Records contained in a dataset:
════════
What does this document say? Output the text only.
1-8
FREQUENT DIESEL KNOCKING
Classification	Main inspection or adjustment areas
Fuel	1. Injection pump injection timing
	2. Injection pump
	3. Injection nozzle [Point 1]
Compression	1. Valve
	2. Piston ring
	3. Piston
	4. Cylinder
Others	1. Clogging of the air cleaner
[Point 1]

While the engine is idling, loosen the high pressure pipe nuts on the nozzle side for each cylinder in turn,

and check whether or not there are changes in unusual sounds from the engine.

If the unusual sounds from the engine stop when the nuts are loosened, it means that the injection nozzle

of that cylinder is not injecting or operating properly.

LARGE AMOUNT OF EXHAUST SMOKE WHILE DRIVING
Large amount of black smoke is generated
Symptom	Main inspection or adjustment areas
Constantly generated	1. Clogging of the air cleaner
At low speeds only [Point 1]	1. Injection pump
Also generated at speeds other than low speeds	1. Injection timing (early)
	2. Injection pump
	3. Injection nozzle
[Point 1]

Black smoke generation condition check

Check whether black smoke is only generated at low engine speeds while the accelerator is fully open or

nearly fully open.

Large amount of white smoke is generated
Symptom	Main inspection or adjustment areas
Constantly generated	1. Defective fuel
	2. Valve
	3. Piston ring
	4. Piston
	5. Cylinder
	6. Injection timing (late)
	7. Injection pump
════════
Count up every line above that has the word "sounds" in it; answer with the number alone.

2